Look through the material below. Copy every line with the string "lots" in it.

>> begin INPUT ROWS

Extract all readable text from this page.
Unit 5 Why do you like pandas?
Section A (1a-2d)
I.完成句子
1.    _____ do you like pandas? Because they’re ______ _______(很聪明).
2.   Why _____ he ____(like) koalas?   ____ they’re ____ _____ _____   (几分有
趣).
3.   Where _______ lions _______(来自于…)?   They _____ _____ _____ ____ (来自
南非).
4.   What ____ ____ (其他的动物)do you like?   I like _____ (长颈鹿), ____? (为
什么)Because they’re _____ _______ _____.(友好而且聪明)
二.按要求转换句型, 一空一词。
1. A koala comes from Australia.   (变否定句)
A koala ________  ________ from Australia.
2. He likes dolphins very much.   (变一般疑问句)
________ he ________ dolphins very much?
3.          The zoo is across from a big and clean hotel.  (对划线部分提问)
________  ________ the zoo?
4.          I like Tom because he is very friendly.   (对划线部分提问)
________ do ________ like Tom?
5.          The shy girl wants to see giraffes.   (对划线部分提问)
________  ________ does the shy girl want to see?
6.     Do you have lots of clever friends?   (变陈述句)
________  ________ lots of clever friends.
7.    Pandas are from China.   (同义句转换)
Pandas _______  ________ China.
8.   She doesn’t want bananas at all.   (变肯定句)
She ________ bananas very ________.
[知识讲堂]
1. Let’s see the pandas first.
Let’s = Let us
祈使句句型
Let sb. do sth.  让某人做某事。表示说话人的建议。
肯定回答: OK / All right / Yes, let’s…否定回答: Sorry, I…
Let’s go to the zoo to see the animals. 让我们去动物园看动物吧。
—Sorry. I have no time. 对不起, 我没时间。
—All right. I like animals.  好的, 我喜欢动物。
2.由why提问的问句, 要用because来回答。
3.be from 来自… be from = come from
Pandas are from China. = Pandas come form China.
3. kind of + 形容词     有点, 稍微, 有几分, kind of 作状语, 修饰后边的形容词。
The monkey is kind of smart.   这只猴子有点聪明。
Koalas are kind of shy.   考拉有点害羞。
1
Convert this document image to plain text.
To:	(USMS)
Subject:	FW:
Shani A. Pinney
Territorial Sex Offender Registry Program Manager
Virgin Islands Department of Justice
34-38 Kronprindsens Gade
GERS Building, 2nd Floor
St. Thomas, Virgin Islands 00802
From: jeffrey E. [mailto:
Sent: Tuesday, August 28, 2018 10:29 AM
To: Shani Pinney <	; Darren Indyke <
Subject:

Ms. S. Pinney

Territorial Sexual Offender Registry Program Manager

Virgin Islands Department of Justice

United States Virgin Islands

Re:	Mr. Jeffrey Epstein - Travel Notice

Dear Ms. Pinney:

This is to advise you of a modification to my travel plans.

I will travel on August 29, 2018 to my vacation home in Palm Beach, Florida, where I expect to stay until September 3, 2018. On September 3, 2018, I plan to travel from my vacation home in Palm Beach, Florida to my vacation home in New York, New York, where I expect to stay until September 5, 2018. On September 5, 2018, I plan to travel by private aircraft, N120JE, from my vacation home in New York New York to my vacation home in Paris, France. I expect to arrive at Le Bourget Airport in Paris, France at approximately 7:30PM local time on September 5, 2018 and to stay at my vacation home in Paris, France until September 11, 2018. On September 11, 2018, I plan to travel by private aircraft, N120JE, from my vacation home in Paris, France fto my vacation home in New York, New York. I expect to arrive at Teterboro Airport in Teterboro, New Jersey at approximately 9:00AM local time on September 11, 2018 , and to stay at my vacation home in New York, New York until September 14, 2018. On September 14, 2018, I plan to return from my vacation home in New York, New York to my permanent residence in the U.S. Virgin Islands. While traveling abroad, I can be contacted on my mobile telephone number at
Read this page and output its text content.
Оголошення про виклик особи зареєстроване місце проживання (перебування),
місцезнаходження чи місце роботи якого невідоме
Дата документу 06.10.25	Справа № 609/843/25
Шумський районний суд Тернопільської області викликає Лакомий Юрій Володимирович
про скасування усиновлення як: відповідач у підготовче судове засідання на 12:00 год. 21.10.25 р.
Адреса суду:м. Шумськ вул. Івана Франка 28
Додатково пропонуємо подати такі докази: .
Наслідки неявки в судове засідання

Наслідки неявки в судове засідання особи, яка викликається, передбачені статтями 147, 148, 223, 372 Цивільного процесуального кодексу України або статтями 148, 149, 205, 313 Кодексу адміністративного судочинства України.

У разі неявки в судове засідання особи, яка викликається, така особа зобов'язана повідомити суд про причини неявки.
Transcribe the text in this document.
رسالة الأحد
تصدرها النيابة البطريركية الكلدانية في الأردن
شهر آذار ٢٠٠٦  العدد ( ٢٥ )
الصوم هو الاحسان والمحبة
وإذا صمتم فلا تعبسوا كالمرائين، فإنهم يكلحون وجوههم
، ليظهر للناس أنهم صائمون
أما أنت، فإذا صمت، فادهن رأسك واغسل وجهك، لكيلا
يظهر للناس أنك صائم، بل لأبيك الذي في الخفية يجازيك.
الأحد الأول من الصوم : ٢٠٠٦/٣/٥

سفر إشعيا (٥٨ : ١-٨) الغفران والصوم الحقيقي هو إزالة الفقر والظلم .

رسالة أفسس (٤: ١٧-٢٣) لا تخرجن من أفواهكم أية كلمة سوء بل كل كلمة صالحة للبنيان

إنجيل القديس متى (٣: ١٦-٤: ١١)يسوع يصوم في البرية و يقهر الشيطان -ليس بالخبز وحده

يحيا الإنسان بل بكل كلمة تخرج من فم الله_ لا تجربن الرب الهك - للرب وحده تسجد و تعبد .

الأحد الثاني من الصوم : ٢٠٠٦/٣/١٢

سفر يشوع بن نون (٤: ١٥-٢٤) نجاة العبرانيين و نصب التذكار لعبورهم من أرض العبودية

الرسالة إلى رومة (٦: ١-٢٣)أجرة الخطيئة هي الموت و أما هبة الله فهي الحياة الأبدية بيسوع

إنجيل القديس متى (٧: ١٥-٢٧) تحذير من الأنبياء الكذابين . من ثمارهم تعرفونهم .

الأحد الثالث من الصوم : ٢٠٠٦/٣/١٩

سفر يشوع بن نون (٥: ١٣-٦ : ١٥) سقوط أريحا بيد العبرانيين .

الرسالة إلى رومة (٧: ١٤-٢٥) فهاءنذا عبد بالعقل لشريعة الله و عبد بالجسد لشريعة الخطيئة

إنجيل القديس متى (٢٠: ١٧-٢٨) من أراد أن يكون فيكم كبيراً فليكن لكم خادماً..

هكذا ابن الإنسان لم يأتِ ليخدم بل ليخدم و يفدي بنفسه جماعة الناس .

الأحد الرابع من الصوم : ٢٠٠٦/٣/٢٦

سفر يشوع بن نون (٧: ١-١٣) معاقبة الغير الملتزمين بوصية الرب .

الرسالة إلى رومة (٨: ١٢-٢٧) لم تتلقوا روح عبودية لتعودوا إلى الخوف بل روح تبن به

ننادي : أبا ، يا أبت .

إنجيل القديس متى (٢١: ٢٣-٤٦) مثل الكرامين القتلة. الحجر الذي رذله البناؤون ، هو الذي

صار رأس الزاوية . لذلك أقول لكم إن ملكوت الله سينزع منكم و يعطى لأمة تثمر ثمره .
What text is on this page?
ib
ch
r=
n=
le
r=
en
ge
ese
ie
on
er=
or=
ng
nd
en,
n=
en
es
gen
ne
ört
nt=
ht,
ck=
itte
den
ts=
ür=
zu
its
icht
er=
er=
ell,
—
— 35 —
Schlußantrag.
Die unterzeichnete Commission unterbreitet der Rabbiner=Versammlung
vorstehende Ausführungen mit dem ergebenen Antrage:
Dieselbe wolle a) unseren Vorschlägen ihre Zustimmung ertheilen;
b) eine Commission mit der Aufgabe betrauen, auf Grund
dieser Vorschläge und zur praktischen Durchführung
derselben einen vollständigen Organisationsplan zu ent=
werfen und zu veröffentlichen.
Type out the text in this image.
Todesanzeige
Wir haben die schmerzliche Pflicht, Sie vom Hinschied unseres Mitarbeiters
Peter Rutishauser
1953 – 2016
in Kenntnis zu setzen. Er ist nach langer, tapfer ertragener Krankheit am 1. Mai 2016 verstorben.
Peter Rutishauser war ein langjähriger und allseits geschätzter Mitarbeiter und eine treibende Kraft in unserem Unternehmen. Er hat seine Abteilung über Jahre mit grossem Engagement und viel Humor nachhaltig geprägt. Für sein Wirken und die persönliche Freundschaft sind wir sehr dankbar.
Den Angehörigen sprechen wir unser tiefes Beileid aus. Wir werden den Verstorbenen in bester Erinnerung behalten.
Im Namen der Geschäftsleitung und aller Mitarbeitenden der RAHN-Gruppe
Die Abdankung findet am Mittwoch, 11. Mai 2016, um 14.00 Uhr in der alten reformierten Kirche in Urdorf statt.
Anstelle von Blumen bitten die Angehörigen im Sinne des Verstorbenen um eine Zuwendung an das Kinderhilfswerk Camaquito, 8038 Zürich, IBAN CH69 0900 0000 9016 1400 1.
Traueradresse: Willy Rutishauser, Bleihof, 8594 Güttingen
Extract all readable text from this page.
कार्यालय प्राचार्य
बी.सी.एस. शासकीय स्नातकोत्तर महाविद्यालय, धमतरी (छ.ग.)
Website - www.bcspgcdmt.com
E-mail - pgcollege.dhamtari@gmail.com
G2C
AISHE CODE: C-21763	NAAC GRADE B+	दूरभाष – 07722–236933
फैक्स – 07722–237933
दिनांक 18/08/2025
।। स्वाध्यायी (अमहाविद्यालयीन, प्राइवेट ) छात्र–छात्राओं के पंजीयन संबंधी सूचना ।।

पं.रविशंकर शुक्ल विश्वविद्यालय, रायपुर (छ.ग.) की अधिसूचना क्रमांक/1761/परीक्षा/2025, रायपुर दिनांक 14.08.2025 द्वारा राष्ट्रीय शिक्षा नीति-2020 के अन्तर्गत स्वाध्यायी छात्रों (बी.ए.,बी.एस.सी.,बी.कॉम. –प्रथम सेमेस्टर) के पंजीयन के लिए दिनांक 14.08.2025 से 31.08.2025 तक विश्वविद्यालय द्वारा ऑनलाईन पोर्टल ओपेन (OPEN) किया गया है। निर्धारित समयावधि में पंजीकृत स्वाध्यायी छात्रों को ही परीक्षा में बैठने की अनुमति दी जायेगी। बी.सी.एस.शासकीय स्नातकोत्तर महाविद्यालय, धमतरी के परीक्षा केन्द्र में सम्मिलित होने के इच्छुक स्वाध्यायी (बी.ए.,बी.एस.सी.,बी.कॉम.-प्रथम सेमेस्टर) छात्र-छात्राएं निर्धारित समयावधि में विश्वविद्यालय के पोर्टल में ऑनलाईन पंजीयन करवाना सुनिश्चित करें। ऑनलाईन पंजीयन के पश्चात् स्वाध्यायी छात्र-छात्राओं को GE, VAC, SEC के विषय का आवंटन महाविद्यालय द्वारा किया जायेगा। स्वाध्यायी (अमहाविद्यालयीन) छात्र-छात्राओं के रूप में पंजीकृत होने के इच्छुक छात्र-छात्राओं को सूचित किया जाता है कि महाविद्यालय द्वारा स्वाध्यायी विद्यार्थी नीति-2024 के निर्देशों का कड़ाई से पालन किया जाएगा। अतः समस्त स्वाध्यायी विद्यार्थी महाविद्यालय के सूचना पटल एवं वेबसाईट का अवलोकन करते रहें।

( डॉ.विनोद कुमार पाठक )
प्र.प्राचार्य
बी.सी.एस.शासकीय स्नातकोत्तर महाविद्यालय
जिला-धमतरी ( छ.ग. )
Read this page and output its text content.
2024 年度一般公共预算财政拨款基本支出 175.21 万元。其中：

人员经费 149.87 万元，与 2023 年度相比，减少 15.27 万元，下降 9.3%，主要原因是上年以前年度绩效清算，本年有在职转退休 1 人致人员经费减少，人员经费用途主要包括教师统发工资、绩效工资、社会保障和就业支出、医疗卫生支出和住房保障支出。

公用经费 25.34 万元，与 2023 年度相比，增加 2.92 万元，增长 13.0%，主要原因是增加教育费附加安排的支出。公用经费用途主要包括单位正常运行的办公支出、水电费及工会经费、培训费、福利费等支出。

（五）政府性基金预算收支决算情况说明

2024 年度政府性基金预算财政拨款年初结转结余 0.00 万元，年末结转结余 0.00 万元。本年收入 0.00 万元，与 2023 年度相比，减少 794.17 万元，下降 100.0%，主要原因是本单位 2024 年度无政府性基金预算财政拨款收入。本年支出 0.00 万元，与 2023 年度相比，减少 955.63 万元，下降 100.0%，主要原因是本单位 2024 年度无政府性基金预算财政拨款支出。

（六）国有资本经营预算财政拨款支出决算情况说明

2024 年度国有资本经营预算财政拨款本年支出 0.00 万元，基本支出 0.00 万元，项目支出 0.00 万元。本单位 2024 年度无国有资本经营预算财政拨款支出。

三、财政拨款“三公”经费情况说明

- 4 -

>> end INPUT ROWS

RESULT FOR THIS EXERCISE ->
6.     Do you have lots of clever friends?   (变陈述句)
________  ________ lots of clever friends.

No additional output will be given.